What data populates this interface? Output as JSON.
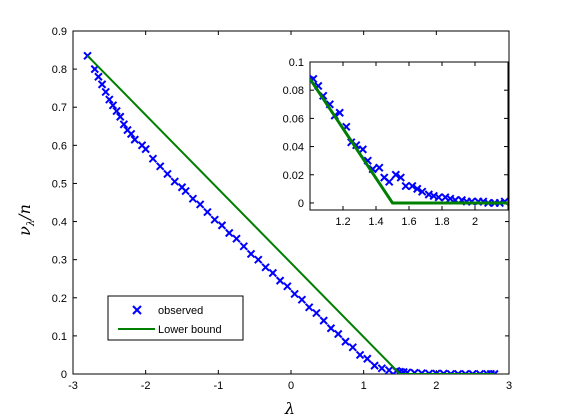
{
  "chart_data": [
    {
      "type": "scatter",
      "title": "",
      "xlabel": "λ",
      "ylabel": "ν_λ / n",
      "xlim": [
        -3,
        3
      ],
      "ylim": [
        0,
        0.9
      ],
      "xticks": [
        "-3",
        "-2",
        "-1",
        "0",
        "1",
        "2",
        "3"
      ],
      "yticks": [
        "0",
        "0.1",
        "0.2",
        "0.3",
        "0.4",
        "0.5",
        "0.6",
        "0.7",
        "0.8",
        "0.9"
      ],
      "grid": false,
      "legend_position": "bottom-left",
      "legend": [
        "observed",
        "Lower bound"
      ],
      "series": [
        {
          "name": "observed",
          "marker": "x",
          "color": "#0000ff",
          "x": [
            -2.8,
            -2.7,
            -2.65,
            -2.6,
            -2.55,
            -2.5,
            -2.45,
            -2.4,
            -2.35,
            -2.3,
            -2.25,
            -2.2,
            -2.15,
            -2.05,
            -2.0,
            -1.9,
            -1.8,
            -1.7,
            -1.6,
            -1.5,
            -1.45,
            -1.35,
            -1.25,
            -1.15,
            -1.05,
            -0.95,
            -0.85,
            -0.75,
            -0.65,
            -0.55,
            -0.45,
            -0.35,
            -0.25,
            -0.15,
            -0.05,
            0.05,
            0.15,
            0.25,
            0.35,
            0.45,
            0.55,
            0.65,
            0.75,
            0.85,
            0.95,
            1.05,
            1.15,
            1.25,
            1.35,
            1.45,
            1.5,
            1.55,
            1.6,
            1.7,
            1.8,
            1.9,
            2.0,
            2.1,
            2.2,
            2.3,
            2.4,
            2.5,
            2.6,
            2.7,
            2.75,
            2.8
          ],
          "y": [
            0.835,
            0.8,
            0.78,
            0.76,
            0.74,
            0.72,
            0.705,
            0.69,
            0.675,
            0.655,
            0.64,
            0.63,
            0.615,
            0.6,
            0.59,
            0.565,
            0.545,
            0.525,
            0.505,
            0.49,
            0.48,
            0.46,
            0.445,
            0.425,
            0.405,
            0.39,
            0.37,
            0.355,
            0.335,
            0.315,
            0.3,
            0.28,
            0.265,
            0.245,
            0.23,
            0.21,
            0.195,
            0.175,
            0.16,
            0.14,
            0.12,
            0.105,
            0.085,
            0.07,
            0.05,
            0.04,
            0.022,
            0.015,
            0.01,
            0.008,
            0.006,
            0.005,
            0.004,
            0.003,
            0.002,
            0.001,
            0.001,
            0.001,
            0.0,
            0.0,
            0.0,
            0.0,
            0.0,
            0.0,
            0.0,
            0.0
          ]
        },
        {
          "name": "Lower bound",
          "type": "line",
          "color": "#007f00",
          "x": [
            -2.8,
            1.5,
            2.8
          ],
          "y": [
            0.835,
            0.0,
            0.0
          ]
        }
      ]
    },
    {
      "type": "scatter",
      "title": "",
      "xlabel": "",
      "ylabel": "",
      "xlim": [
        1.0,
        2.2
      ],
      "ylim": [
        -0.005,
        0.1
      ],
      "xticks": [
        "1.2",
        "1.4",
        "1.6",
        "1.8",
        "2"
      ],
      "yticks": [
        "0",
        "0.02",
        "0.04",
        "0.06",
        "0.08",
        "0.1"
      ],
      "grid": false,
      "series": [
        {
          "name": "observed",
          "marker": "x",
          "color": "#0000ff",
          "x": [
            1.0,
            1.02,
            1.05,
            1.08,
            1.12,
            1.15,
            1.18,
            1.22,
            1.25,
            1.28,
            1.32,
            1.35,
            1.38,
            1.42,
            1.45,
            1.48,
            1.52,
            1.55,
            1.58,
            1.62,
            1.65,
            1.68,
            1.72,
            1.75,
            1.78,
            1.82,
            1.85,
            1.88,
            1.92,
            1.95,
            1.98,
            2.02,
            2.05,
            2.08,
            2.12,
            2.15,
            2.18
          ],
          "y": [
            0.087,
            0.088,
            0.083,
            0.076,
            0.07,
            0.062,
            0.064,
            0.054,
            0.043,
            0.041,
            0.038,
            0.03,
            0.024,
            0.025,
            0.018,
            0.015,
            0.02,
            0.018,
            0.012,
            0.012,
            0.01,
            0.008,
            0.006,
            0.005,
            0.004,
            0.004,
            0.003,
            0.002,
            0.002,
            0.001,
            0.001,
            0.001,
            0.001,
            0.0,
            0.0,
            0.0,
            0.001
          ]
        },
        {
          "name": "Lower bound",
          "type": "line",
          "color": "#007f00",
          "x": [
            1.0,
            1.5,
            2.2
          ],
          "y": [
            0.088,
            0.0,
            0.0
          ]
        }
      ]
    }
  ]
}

........

Problem
Copy the data character for character, but drop all pictures from the copy.

Expected answer
What data populates this interface? Output as JSON.
{
  "chart_data": [
    {
      "type": "scatter",
      "title": "",
      "xlabel": "λ",
      "ylabel": "ν_λ / n",
      "xlim": [
        -3,
        3
      ],
      "ylim": [
        0,
        0.9
      ],
      "xticks": [
        "-3",
        "-2",
        "-1",
        "0",
        "1",
        "2",
        "3"
      ],
      "yticks": [
        "0",
        "0.1",
        "0.2",
        "0.3",
        "0.4",
        "0.5",
        "0.6",
        "0.7",
        "0.8",
        "0.9"
      ],
      "grid": false,
      "legend_position": "bottom-left",
      "legend": [
        "observed",
        "Lower bound"
      ],
      "series": [
        {
          "name": "observed",
          "marker": "x",
          "color": "#0000ff",
          "x": [
            -2.8,
            -2.7,
            -2.65,
            -2.6,
            -2.55,
            -2.5,
            -2.45,
            -2.4,
            -2.35,
            -2.3,
            -2.25,
            -2.2,
            -2.15,
            -2.05,
            -2.0,
            -1.9,
            -1.8,
            -1.7,
            -1.6,
            -1.5,
            -1.45,
            -1.35,
            -1.25,
            -1.15,
            -1.05,
            -0.95,
            -0.85,
            -0.75,
            -0.65,
            -0.55,
            -0.45,
            -0.35,
            -0.25,
            -0.15,
            -0.05,
            0.05,
            0.15,
            0.25,
            0.35,
            0.45,
            0.55,
            0.65,
            0.75,
            0.85,
            0.95,
            1.05,
            1.15,
            1.25,
            1.35,
            1.45,
            1.5,
            1.55,
            1.6,
            1.7,
            1.8,
            1.9,
            2.0,
            2.1,
            2.2,
            2.3,
            2.4,
            2.5,
            2.6,
            2.7,
            2.75,
            2.8
          ],
          "y": [
            0.835,
            0.8,
            0.78,
            0.76,
            0.74,
            0.72,
            0.705,
            0.69,
            0.675,
            0.655,
            0.64,
            0.63,
            0.615,
            0.6,
            0.59,
            0.565,
            0.545,
            0.525,
            0.505,
            0.49,
            0.48,
            0.46,
            0.445,
            0.425,
            0.405,
            0.39,
            0.37,
            0.355,
            0.335,
            0.315,
            0.3,
            0.28,
            0.265,
            0.245,
            0.23,
            0.21,
            0.195,
            0.175,
            0.16,
            0.14,
            0.12,
            0.105,
            0.085,
            0.07,
            0.05,
            0.04,
            0.022,
            0.015,
            0.01,
            0.008,
            0.006,
            0.005,
            0.004,
            0.003,
            0.002,
            0.001,
            0.001,
            0.001,
            0.0,
            0.0,
            0.0,
            0.0,
            0.0,
            0.0,
            0.0,
            0.0
          ]
        },
        {
          "name": "Lower bound",
          "type": "line",
          "color": "#007f00",
          "x": [
            -2.8,
            1.5,
            2.8
          ],
          "y": [
            0.835,
            0.0,
            0.0
          ]
        }
      ]
    },
    {
      "type": "scatter",
      "title": "",
      "xlabel": "",
      "ylabel": "",
      "xlim": [
        1.0,
        2.2
      ],
      "ylim": [
        -0.005,
        0.1
      ],
      "xticks": [
        "1.2",
        "1.4",
        "1.6",
        "1.8",
        "2"
      ],
      "yticks": [
        "0",
        "0.02",
        "0.04",
        "0.06",
        "0.08",
        "0.1"
      ],
      "grid": false,
      "series": [
        {
          "name": "observed",
          "marker": "x",
          "color": "#0000ff",
          "x": [
            1.0,
            1.02,
            1.05,
            1.08,
            1.12,
            1.15,
            1.18,
            1.22,
            1.25,
            1.28,
            1.32,
            1.35,
            1.38,
            1.42,
            1.45,
            1.48,
            1.52,
            1.55,
            1.58,
            1.62,
            1.65,
            1.68,
            1.72,
            1.75,
            1.78,
            1.82,
            1.85,
            1.88,
            1.92,
            1.95,
            1.98,
            2.02,
            2.05,
            2.08,
            2.12,
            2.15,
            2.18
          ],
          "y": [
            0.087,
            0.088,
            0.083,
            0.076,
            0.07,
            0.062,
            0.064,
            0.054,
            0.043,
            0.041,
            0.038,
            0.03,
            0.024,
            0.025,
            0.018,
            0.015,
            0.02,
            0.018,
            0.012,
            0.012,
            0.01,
            0.008,
            0.006,
            0.005,
            0.004,
            0.004,
            0.003,
            0.002,
            0.002,
            0.001,
            0.001,
            0.001,
            0.001,
            0.0,
            0.0,
            0.0,
            0.001
          ]
        },
        {
          "name": "Lower bound",
          "type": "line",
          "color": "#007f00",
          "x": [
            1.0,
            1.5,
            2.2
          ],
          "y": [
            0.088,
            0.0,
            0.0
          ]
        }
      ]
    }
  ]
}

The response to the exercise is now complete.